== Supplied data ==

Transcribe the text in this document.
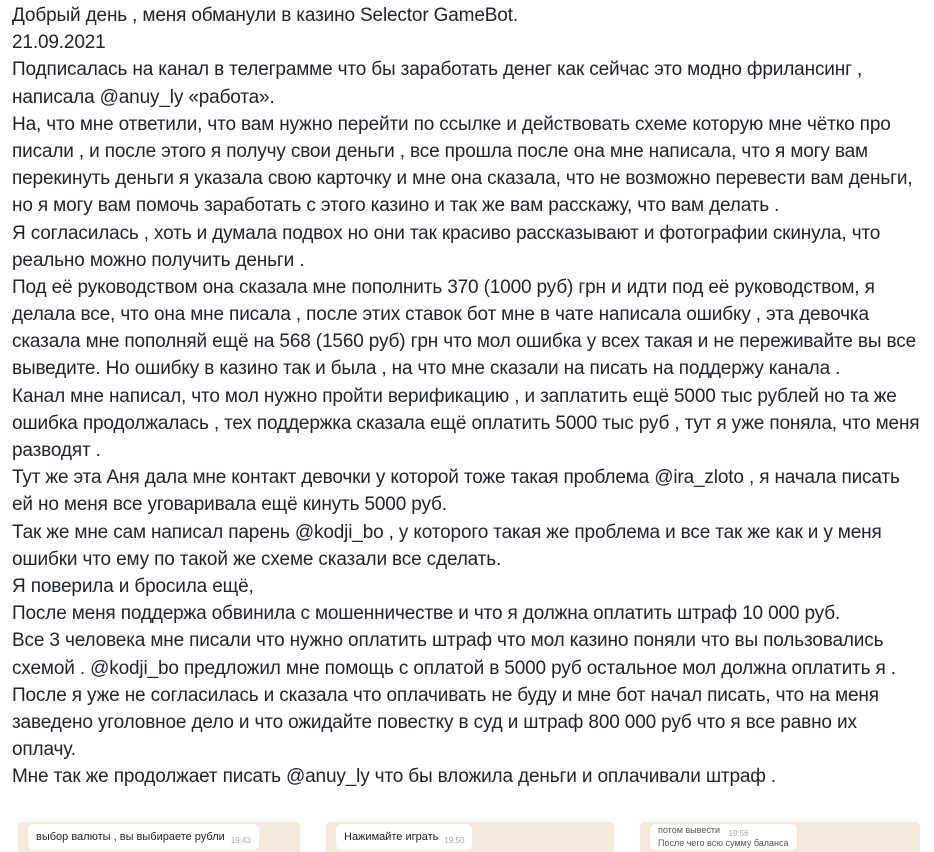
Добрый день , меня обманули в казино Selector GameBot.
21.09.2021
Подписалась на канал в телеграмме что бы заработать денег как сейчас это модно фрилансинг ,
написала @anuy_ly «работа».
На, что мне ответили, что вам нужно перейти по ссылке и действовать схеме которую мне чётко про
писали , и после этого я получу свои деньги , все прошла после она мне написала, что я могу вам
перекинуть деньги я указала свою карточку и мне она сказала, что не возможно перевести вам деньги,
но я могу вам помочь заработать с этого казино и так же вам расскажу, что вам делать .
Я согласилась , хоть и думала подвох но они так красиво рассказывают и фотографии скинула, что
реально можно получить деньги .
Под её руководством она сказала мне пополнить 370 (1000 руб) грн и идти под её руководством, я
делала все, что она мне писала , после этих ставок бот мне в чате написала ошибку , эта девочка
сказала мне пополняй ещё на 568 (1560 руб) грн что мол ошибка у всех такая и не переживайте вы все
выведите. Но ошибку в казино так и была , на что мне сказали на писать на поддержу канала .
Канал мне написал, что мол нужно пройти верификацию , и заплатить ещё 5000 тыс рублей но та же
ошибка продолжалась , тех поддержка сказала ещё оплатить 5000 тыс руб , тут я уже поняла, что меня
разводят .
Тут же эта Аня дала мне контакт девочки у которой тоже такая проблема @ira_zloto , я начала писать
ей но меня все уговаривала ещё кинуть 5000 руб.
Так же мне сам написал парень @kodji_bo , у которого такая же проблема и все так же как и у меня
ошибки что ему по такой же схеме сказали все сделать.
Я поверила и бросила ещё,
После меня поддержа обвинила с мошенничестве и что я должна оплатить штраф 10 000 руб.
Все 3 человека мне писали что нужно оплатить штраф что мол казино поняли что вы пользовались
схемой . @kodji_bo предложил мне помощь с оплатой в 5000 руб остальное мол должна оплатить я .
После я уже не согласилась и сказала что оплачивать не буду и мне бот начал писать, что на меня
заведено уголовное дело и что ожидайте повестку в суд и штраф 800 000 руб что я все равно их
оплачу.
Мне так же продолжает писать @anuy_ly что бы вложила деньги и оплачивали штраф .
выбор валюты , вы выбираете рубли 19:43	Нажимайте играть 19:50
потом вывести 19:56
После чего всю сумму баланса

===

*Your task*. Gather every line from the listing above in which the word "ошибку" appears.

*Task output*.
делала все, что она мне писала , после этих ставок бот мне в чате написала ошибку , эта девочка
выведите. Но ошибку в казино так и была , на что мне сказали на писать на поддержу канала .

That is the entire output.